[Source records]
Start

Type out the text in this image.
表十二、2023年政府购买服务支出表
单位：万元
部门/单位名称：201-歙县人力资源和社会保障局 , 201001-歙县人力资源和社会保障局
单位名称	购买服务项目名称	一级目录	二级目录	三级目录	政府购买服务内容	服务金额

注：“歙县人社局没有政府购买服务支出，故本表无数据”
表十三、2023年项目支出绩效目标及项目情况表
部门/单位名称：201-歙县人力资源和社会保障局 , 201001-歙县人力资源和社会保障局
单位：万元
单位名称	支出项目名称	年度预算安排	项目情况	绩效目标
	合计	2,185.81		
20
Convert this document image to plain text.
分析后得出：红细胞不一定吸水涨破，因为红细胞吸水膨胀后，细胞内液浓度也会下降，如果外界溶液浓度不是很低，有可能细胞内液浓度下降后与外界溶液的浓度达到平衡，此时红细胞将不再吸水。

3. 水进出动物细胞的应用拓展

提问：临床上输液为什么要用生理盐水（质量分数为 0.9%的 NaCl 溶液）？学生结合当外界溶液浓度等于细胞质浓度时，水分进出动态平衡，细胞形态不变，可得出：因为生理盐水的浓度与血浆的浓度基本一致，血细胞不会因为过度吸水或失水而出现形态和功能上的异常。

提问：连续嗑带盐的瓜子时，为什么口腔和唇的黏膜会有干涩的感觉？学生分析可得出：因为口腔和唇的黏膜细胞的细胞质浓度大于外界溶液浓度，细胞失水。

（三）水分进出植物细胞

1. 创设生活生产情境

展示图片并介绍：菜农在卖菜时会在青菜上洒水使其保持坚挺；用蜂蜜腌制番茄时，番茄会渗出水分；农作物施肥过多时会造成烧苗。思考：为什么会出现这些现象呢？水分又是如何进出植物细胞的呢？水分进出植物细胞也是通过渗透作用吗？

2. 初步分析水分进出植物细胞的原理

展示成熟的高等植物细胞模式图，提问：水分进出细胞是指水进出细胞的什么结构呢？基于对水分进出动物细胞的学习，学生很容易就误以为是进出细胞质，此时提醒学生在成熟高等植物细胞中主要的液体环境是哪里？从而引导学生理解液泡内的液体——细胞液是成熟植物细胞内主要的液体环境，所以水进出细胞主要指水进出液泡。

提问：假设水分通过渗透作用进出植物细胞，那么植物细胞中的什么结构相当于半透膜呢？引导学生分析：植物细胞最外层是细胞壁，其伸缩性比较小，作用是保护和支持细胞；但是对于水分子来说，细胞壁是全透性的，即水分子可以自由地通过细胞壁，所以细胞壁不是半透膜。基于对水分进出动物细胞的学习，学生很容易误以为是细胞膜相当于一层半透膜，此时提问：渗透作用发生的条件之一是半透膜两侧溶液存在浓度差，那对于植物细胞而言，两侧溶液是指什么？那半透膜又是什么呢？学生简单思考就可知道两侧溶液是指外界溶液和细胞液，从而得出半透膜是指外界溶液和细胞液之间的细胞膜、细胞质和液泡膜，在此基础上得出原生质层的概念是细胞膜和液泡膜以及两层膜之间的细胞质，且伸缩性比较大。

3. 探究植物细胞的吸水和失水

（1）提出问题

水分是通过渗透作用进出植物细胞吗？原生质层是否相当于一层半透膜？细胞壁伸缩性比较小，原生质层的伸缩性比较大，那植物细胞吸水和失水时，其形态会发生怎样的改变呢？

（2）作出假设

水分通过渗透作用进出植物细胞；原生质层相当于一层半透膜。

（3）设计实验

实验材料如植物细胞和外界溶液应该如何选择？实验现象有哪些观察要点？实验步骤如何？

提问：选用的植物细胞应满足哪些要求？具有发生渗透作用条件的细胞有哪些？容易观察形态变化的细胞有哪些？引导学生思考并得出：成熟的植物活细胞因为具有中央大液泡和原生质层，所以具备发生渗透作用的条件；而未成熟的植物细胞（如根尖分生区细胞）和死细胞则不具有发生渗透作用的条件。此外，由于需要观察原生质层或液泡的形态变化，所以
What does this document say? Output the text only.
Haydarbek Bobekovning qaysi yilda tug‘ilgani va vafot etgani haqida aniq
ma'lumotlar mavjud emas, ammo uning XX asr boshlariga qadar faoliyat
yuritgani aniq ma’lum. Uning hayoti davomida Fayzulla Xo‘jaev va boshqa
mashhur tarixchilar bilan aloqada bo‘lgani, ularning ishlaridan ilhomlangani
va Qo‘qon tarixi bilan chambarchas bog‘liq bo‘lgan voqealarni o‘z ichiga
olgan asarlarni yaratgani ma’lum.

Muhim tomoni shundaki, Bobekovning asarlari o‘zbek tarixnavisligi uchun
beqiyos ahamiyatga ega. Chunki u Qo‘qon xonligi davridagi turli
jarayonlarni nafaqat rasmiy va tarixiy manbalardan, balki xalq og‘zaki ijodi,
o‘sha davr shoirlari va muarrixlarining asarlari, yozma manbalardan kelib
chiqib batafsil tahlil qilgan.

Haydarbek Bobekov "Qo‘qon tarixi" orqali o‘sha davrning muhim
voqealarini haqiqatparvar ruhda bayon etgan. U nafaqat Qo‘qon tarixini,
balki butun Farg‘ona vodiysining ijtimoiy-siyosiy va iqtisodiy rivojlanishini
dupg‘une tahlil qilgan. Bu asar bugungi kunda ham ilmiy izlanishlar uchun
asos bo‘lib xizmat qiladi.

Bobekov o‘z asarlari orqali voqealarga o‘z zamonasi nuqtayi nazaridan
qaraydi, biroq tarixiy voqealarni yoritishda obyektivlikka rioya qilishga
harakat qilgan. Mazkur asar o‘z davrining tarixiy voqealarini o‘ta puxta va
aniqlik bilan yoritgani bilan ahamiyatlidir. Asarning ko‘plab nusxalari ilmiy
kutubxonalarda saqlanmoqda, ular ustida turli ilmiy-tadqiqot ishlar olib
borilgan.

End

From the entries above, list each line with "image" in it.

Type out the text in this image.
Convert this document image to plain text.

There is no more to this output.